[Records to use]

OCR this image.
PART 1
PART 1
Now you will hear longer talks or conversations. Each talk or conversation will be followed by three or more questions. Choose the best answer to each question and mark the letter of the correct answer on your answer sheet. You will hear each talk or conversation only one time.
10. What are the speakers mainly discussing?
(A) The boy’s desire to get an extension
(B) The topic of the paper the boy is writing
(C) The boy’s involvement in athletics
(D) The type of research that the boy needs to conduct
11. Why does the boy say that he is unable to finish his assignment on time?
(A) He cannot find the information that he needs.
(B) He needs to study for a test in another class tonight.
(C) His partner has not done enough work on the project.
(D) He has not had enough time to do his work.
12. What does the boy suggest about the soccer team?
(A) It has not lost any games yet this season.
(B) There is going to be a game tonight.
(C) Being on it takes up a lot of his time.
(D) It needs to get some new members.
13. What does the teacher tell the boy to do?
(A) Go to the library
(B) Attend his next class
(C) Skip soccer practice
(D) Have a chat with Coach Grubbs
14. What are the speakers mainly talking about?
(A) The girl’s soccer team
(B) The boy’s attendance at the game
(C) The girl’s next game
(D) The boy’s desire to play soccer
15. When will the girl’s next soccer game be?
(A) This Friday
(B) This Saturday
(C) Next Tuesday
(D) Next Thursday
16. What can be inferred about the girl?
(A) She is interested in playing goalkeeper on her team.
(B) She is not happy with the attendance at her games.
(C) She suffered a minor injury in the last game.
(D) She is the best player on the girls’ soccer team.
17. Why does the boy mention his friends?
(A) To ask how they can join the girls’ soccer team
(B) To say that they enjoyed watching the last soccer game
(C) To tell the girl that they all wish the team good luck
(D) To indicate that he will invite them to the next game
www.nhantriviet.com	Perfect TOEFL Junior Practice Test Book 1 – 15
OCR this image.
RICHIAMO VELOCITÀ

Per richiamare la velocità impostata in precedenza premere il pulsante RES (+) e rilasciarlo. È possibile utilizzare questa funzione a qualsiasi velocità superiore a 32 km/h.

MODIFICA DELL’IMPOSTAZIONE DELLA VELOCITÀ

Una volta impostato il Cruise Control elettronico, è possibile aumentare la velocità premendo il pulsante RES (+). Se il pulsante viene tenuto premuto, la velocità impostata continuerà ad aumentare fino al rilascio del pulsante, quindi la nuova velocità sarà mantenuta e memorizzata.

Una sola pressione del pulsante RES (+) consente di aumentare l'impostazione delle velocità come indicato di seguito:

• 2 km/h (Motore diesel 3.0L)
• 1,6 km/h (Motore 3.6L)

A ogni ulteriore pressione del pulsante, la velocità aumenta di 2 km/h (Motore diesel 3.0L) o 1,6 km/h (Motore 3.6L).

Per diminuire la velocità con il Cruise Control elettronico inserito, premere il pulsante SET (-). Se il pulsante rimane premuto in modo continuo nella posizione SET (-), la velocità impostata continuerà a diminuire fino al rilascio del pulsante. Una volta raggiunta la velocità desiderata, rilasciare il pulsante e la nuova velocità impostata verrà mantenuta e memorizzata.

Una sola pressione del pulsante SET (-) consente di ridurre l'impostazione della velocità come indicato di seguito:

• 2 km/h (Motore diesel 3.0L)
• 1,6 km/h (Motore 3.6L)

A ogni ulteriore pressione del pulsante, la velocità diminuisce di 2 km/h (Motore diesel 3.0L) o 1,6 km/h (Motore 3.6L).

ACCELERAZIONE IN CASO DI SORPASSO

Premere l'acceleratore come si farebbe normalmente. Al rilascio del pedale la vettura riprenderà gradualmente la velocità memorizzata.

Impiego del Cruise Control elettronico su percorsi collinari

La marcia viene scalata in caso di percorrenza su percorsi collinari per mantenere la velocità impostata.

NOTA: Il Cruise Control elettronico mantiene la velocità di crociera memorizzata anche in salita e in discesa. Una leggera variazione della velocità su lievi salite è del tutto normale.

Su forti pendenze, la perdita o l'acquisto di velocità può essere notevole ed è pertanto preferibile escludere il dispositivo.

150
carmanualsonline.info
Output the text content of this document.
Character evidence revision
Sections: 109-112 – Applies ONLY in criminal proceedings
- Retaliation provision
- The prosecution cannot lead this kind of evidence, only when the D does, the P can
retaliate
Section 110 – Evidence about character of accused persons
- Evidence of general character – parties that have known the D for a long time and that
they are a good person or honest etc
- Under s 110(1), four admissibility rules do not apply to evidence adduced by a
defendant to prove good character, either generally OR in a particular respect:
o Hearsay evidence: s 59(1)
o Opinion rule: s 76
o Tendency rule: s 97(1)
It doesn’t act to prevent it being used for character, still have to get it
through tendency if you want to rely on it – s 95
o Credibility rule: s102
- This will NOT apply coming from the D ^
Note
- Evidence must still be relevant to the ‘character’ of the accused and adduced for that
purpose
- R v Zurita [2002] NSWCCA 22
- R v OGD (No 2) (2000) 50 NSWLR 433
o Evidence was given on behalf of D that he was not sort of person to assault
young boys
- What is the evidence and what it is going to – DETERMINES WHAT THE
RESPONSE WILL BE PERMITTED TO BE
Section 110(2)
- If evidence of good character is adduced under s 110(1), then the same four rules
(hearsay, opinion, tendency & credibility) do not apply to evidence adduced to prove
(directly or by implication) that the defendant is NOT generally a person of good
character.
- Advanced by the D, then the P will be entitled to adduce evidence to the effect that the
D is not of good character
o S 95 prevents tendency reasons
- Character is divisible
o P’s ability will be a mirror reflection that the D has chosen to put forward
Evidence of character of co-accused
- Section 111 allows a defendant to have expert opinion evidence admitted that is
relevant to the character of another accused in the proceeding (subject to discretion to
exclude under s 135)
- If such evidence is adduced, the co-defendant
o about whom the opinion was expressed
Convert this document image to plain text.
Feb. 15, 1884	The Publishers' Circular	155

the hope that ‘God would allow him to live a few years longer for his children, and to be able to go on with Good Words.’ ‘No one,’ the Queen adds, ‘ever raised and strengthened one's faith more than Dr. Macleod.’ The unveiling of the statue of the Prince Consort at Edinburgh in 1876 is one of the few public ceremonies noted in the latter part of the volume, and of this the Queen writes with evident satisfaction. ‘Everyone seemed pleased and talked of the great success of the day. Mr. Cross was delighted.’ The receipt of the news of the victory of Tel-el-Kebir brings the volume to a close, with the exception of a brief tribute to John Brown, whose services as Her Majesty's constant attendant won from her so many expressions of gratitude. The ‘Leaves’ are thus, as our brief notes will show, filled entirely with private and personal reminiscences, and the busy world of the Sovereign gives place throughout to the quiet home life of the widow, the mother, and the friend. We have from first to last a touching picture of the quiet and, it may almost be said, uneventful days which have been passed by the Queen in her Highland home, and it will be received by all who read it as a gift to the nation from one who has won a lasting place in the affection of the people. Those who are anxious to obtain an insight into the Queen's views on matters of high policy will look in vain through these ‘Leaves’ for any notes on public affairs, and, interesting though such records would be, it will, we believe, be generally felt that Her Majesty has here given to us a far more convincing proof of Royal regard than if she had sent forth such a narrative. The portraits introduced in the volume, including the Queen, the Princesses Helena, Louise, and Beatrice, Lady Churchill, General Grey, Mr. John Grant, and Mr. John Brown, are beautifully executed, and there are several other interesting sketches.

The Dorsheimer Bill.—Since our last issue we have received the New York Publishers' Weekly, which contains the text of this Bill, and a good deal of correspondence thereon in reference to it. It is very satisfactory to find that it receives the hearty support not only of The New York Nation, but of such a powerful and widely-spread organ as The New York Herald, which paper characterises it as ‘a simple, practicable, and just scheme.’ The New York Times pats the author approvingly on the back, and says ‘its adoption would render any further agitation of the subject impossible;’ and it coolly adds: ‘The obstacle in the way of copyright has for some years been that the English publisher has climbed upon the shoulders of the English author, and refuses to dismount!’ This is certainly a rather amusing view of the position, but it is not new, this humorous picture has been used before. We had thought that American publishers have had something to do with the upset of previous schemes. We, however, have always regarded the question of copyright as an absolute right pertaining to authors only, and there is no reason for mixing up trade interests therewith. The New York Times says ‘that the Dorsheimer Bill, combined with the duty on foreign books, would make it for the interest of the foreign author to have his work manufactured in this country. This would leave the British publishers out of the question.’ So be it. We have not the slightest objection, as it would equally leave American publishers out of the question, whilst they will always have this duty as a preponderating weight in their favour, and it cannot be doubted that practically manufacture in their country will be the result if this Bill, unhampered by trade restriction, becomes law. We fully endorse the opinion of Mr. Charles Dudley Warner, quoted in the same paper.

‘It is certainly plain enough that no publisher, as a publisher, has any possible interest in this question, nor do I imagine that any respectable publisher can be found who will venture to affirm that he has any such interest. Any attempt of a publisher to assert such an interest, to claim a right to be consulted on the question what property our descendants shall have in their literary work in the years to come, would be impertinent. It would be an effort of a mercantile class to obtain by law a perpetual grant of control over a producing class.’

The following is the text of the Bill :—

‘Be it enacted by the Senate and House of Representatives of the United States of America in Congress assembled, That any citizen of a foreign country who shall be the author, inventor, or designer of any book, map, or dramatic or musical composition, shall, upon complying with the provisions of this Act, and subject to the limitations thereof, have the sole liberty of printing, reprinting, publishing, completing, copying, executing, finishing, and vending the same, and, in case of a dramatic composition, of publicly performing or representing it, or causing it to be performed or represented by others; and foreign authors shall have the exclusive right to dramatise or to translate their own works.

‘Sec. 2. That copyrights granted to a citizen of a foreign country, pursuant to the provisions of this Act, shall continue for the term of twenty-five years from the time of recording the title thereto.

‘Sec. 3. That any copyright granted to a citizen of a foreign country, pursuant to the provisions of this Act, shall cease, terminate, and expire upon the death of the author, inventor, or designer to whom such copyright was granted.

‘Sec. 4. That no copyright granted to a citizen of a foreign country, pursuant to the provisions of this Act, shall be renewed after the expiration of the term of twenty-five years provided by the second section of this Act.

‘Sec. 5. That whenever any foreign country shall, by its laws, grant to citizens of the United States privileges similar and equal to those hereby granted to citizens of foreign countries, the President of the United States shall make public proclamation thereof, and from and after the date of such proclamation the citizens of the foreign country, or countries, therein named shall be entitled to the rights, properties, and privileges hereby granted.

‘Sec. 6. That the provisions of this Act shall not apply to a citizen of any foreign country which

[Objective] Extract each line holding the string "premuto".

[Written response]
Una volta impostato il Cruise Control elettronico, è possibile aumentare la velocità premendo il pulsante RES (+). Se il pulsante viene tenuto premuto, la velocità impostata continuerà ad aumentare fino al rilascio del pulsante, quindi la nuova velocità sarà mantenuta e memorizzata.
Per diminuire la velocità con il Cruise Control elettronico inserito, premere il pulsante SET (-). Se il pulsante rimane premuto in modo continuo nella posizione SET (-), la velocità impostata continuerà a diminuire fino al rilascio del pulsante. Una volta raggiunta la velocità desiderata, rilasciare il pulsante e la nuova velocità impostata verrà mantenuta e memorizzata.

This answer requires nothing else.